REQUIRED WORK> Wherever a line in the data below holds "mushroom", copy that line.

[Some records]
----------------------------------------

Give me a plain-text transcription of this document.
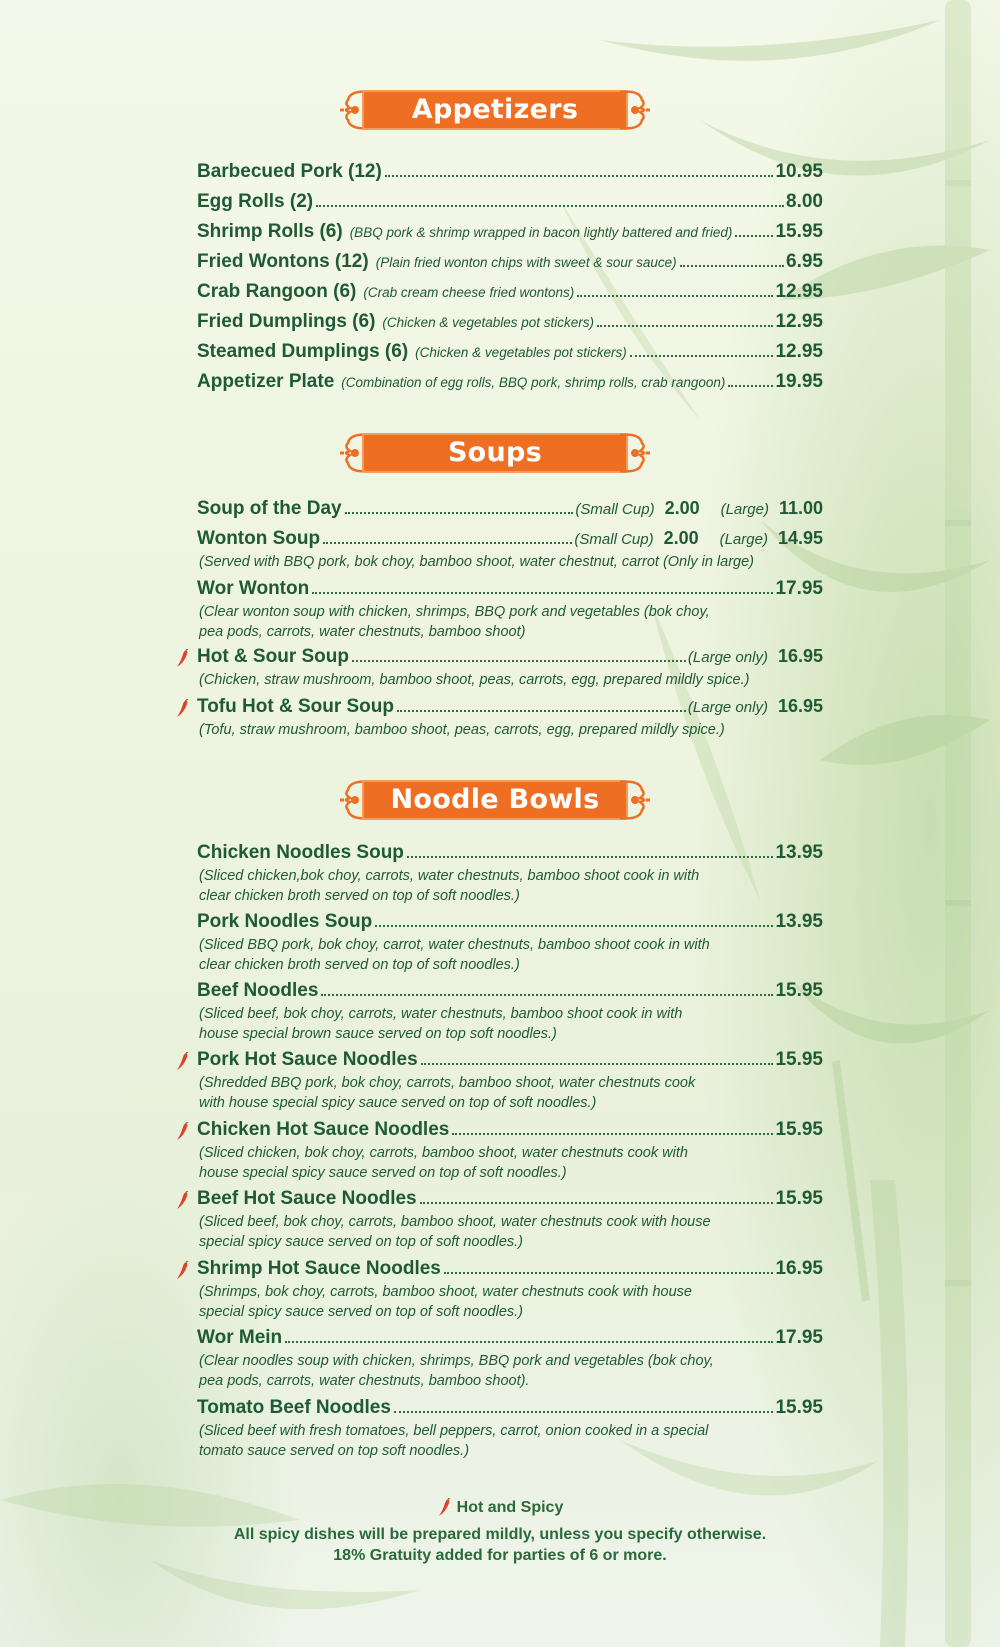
Appetizers
Barbecued Pork (12)	10.95
Egg Rolls (2)	8.00
Shrimp Rolls (6) (BBQ pork & shrimp wrapped in bacon lightly battered and fried) 15.95
Fried Wontons (12) (Plain fried wonton chips with sweet & sour sauce)	6.95
Crab Rangoon (6) (Crab cream cheese fried wontons)	12.95
Fried Dumplings (6) (Chicken & vegetables pot stickers)	12.95
Steamed Dumplings (6) (Chicken & vegetables pot stickers)	12.95
Appetizer Plate (Combination of egg rolls, BBQ pork, shrimp rolls, crab rangoon)	19.95
Soups
Soup of the Day	(Small Cup) 2.00	(Large) 11.00
Wonton Soup	(Small Cup) 2.00	(Large) 14.95
(Served with BBQ pork, bok choy, bamboo shoot, water chestnut, carrot (Only in large)
Wor Wonton	17.95
(Clear wonton soup with chicken, shrimps, BBQ pork and vegetables (bok choy,
pea pods, carrots, water chestnuts, bamboo shoot)
Hot & Sour Soup	(Large only) 16.95
(Chicken, straw mushroom, bamboo shoot, peas, carrots, egg, prepared mildly spice.)
Tofu Hot & Sour Soup	(Large only) 16.95
(Tofu, straw mushroom, bamboo shoot, peas, carrots, egg, prepared mildly spice.)
Noodle Bowls
Chicken Noodles Soup	13.95
(Sliced chicken,bok choy, carrots, water chestnuts, bamboo shoot cook in with
clear chicken broth served on top of soft noodles.)
Pork Noodles Soup	13.95
(Sliced BBQ pork, bok choy, carrot, water chestnuts, bamboo shoot cook in with
clear chicken broth served on top of soft noodles.)
Beef Noodles	15.95
(Sliced beef, bok choy, carrots, water chestnuts, bamboo shoot cook in with
house special brown sauce served on top soft noodles.)
Pork Hot Sauce Noodles	15.95
(Shredded BBQ pork, bok choy, carrots, bamboo shoot, water chestnuts cook
with house special spicy sauce served on top of soft noodles.)
Chicken Hot Sauce Noodles	15.95
(Sliced chicken, bok choy, carrots, bamboo shoot, water chestnuts cook with
house special spicy sauce served on top of soft noodles.)
Beef Hot Sauce Noodles	15.95
(Sliced beef, bok choy, carrots, bamboo shoot, water chestnuts cook with house
special spicy sauce served on top of soft noodles.)
Shrimp Hot Sauce Noodles	16.95
(Shrimps, bok choy, carrots, bamboo shoot, water chestnuts cook with house
special spicy sauce served on top of soft noodles.)
Wor Mein	17.95
(Clear noodles soup with chicken, shrimps, BBQ pork and vegetables (bok choy,
pea pods, carrots, water chestnuts, bamboo shoot).
Tomato Beef Noodles	15.95
(Sliced beef with fresh tomatoes, bell peppers, carrot, onion cooked in a special
tomato sauce served on top soft noodles.)
Hot and Spicy
All spicy dishes will be prepared mildly, unless you specify otherwise.
18% Gratuity added for parties of 6 or more.
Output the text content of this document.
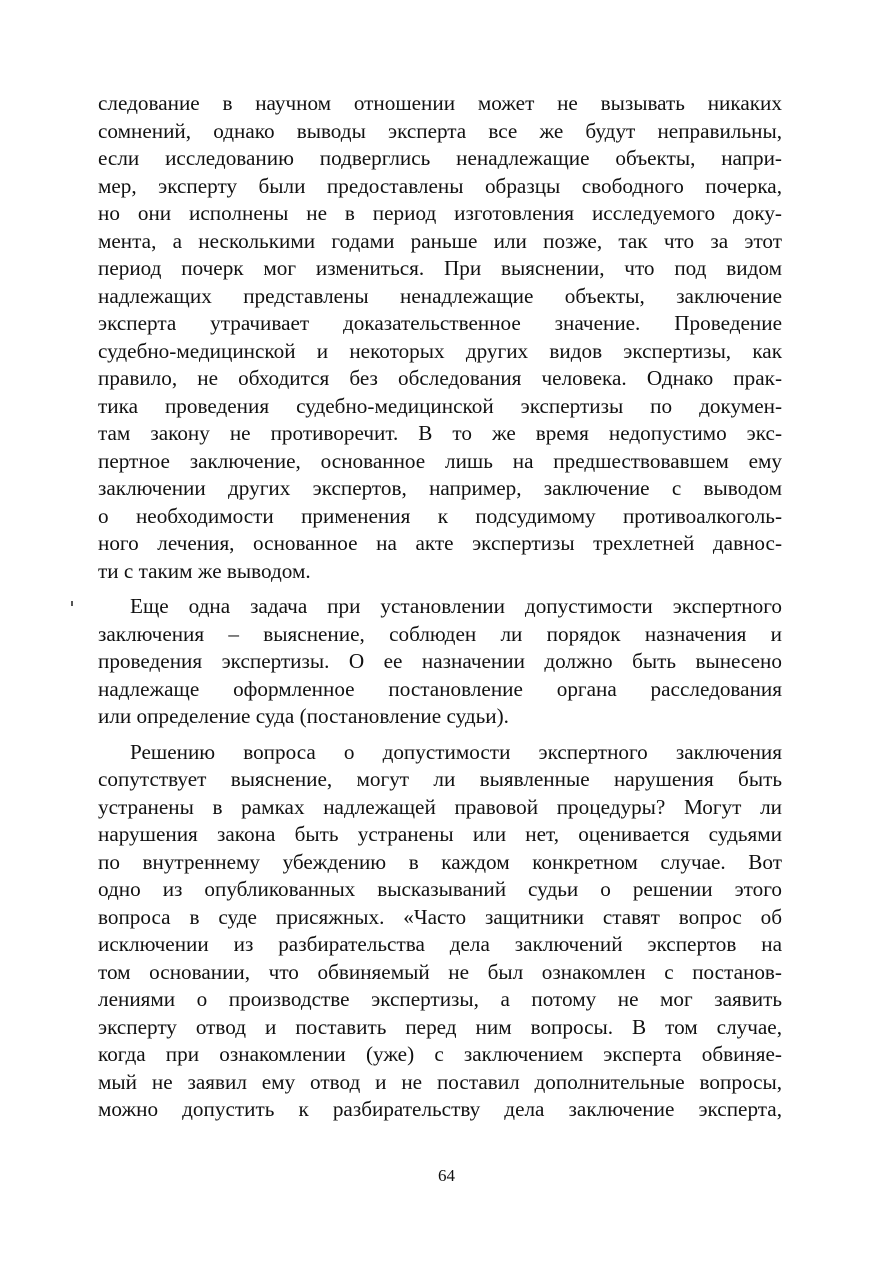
следование в научном отношении может не вызывать никаких
сомнений, однако выводы эксперта все же будут неправильны,
если исследованию подверглись ненадлежащие объекты, напри-
мер, эксперту были предоставлены образцы свободного почерка,
но они исполнены не в период изготовления исследуемого доку-
мента, а несколькими годами раньше или позже, так что за этот
период почерк мог измениться. При выяснении, что под видом
надлежащих представлены ненадлежащие объекты, заключение
эксперта утрачивает доказательственное значение. Проведение
судебно-медицинской и некоторых других видов экспертизы, как
правило, не обходится без обследования человека. Однако прак-
тика проведения судебно-медицинской экспертизы по докумен-
там закону не противоречит. В то же время недопустимо экс-
пертное заключение, основанное лишь на предшествовавшем ему
заключении других экспертов, например, заключение с выводом
о необходимости применения к подсудимому противоалкоголь-
ного лечения, основанное на акте экспертизы трехлетней давнос-
ти с таким же выводом.
Еще одна задача при установлении допустимости экспертного
заключения – выяснение, соблюден ли порядок назначения и
проведения экспертизы. О ее назначении должно быть вынесено
надлежаще оформленное постановление органа расследования
или определение суда (постановление судьи).
Решению вопроса о допустимости экспертного заключения
сопутствует выяснение, могут ли выявленные нарушения быть
устранены в рамках надлежащей правовой процедуры? Могут ли
нарушения закона быть устранены или нет, оценивается судьями
по внутреннему убеждению в каждом конкретном случае. Вот
одно из опубликованных высказываний судьи о решении этого
вопроса в суде присяжных. «Часто защитники ставят вопрос об
исключении из разбирательства дела заключений экспертов на
том основании, что обвиняемый не был ознакомлен с постанов-
лениями о производстве экспертизы, а потому не мог заявить
эксперту отвод и поставить перед ним вопросы. В том случае,
когда при ознакомлении (уже) с заключением эксперта обвиняе-
мый не заявил ему отвод и не поставил дополнительные вопросы,
можно допустить к разбирательству дела заключение эксперта,
64
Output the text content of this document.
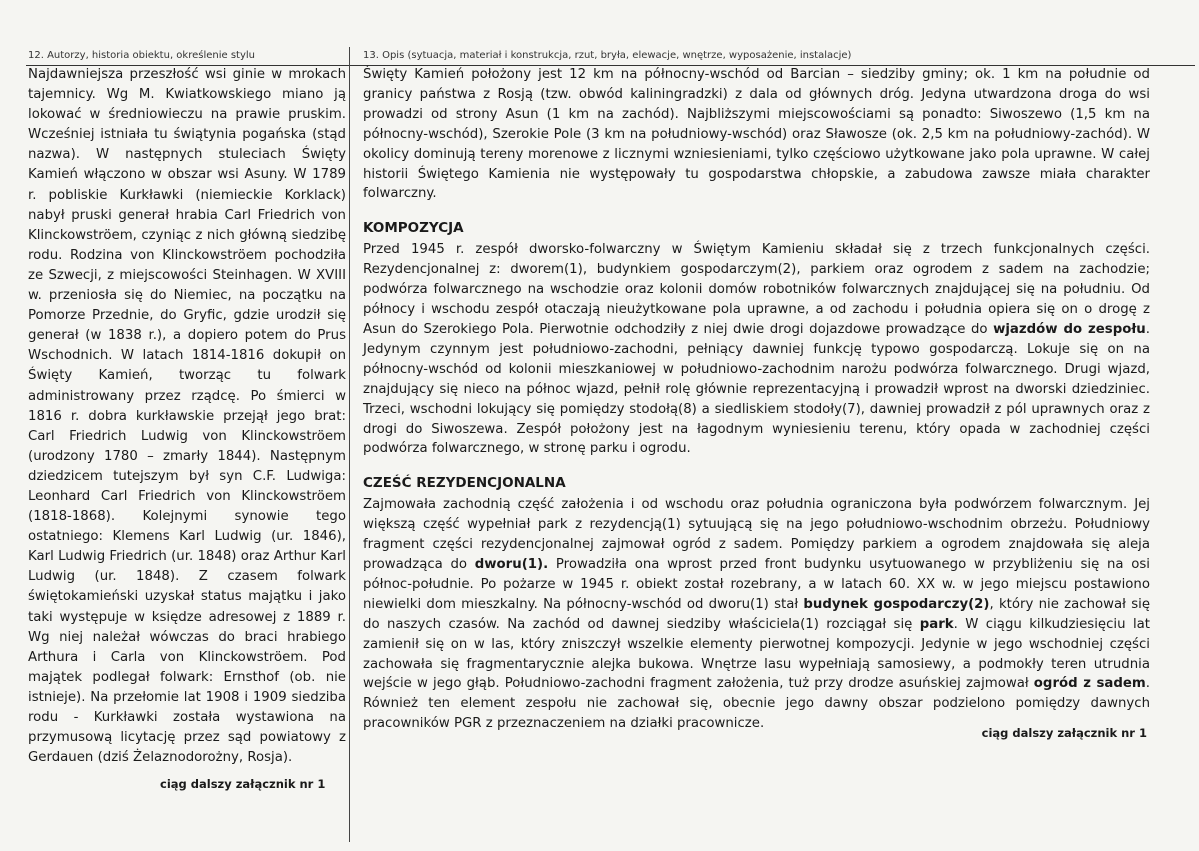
12. Autorzy, historia obiektu, określenie stylu

Najdawniejsza przeszłość wsi ginie w mrokach tajemnicy. Wg M. Kwiatkowskiego miano ją lokować w średniowieczu na prawie pruskim. Wcześniej istniała tu świątynia pogańska (stąd nazwa). W następnych stuleciach Święty Kamień włączono w obszar wsi Asuny. W 1789 r. pobliskie Kurkławki (niemieckie Korklack) nabył pruski generał hrabia Carl Friedrich von Klinckowströem, czyniąc z nich główną siedzibę rodu. Rodzina von Klinckowströem pochodziła ze Szwecji, z miejscowości Steinhagen. W XVIII w. przeniosła się do Niemiec, na początku na Pomorze Przednie, do Gryfic, gdzie urodził się generał (w 1838 r.), a dopiero potem do Prus Wschodnich. W latach 1814-1816 dokupił on Święty Kamień, tworząc tu folwark administrowany przez rządcę. Po śmierci w 1816 r. dobra kurkławskie przejął jego brat: Carl Friedrich Ludwig von Klinckowströem (urodzony 1780 – zmarły 1844). Następnym dziedzicem tutejszym był syn C.F. Ludwiga: Leonhard Carl Friedrich von Klinckowströem (1818-1868). Kolejnymi synowie tego ostatniego: Klemens Karl Ludwig (ur. 1846), Karl Ludwig Friedrich (ur. 1848) oraz Arthur Karl Ludwig (ur. 1848). Z czasem folwark świętokamieński uzyskał status majątku i jako taki występuje w księdze adresowej z 1889 r. Wg niej należał wówczas do braci hrabiego Arthura i Carla von Klinckowströem. Pod majątek podlegał folwark: Ernsthof (ob. nie istnieje). Na przełomie lat 1908 i 1909 siedziba rodu - Kurkławki została wystawiona na przymusową licytację przez sąd powiatowy z Gerdauen (dziś Żelaznodorożny, Rosja).

ciąg dalszy załącznik nr 1
13. Opis (sytuacja, materiał i konstrukcja, rzut, bryła, elewacje, wnętrze, wyposażenie, instalacje)

Święty Kamień położony jest 12 km na północny-wschód od Barcian – siedziby gminy; ok. 1 km na południe od granicy państwa z Rosją (tzw. obwód kaliningradzki) z dala od głównych dróg. Jedyna utwardzona droga do wsi prowadzi od strony Asun (1 km na zachód). Najbliższymi miejscowościami są ponadto: Siwoszewo (1,5 km na północny-wschód), Szerokie Pole (3 km na południowy-wschód) oraz Sławosze (ok. 2,5 km na południowy-zachód). W okolicy dominują tereny morenowe z licznymi wzniesieniami, tylko częściowo użytkowane jako pola uprawne. W całej historii Świętego Kamienia nie występowały tu gospodarstwa chłopskie, a zabudowa zawsze miała charakter folwarczny.

KOMPOZYCJA

Przed 1945 r. zespół dworsko-folwarczny w Świętym Kamieniu składał się z trzech funkcjonalnych części. Rezydencjonalnej z: dworem(1), budynkiem gospodarczym(2), parkiem oraz ogrodem z sadem na zachodzie; podwórza folwarcznego na wschodzie oraz kolonii domów robotników folwarcznych znajdującej się na południu. Od północy i wschodu zespół otaczają nieużytkowane pola uprawne, a od zachodu i południa opiera się on o drogę z Asun do Szerokiego Pola. Pierwotnie odchodziły z niej dwie drogi dojazdowe prowadzące do wjazdów do zespołu. Jedynym czynnym jest południowo-zachodni, pełniący dawniej funkcję typowo gospodarczą. Lokuje się on na północny-wschód od kolonii mieszkaniowej w południowo-zachodnim narożu podwórza folwarcznego. Drugi wjazd, znajdujący się nieco na północ wjazd, pełnił rolę głównie reprezentacyjną i prowadził wprost na dworski dziedziniec. Trzeci, wschodni lokujący się pomiędzy stodołą(8) a siedliskiem stodoły(7), dawniej prowadził z pól uprawnych oraz z drogi do Siwoszewa. Zespół położony jest na łagodnym wyniesieniu terenu, który opada w zachodniej części podwórza folwarcznego, w stronę parku i ogrodu.

CZEŚĆ REZYDENCJONALNA

Zajmowała zachodnią część założenia i od wschodu oraz południa ograniczona była podwórzem folwarcznym. Jej większą część wypełniał park z rezydencją(1) sytuującą się na jego południowo-wschodnim obrzeżu. Południowy fragment części rezydencjonalnej zajmował ogród z sadem. Pomiędzy parkiem a ogrodem znajdowała się aleja prowadząca do dworu(1). Prowadziła ona wprost przed front budynku usytuowanego w przybliżeniu się na osi północ-południe. Po pożarze w 1945 r. obiekt został rozebrany, a w latach 60. XX w. w jego miejscu postawiono niewielki dom mieszkalny. Na północny-wschód od dworu(1) stał budynek gospodarczy(2), który nie zachował się do naszych czasów. Na zachód od dawnej siedziby właściciela(1) rozciągał się park. W ciągu kilkudziesięciu lat zamienił się on w las, który zniszczył wszelkie elementy pierwotnej kompozycji. Jedynie w jego wschodniej części zachowała się fragmentarycznie alejka bukowa. Wnętrze lasu wypełniają samosiewy, a podmokły teren utrudnia wejście w jego głąb. Południowo-zachodni fragment założenia, tuż przy drodze asuńskiej zajmował ogród z sadem. Również ten element zespołu nie zachował się, obecnie jego dawny obszar podzielono pomiędzy dawnych pracowników PGR z przeznaczeniem na działki pracownicze.

ciąg dalszy załącznik nr 1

----------------------------------------

FINISHED TASK>
(Chicken, straw mushroom, bamboo shoot, peas, carrots, egg, prepared mildly spice.)
(Tofu, straw mushroom, bamboo shoot, peas, carrots, egg, prepared mildly spice.)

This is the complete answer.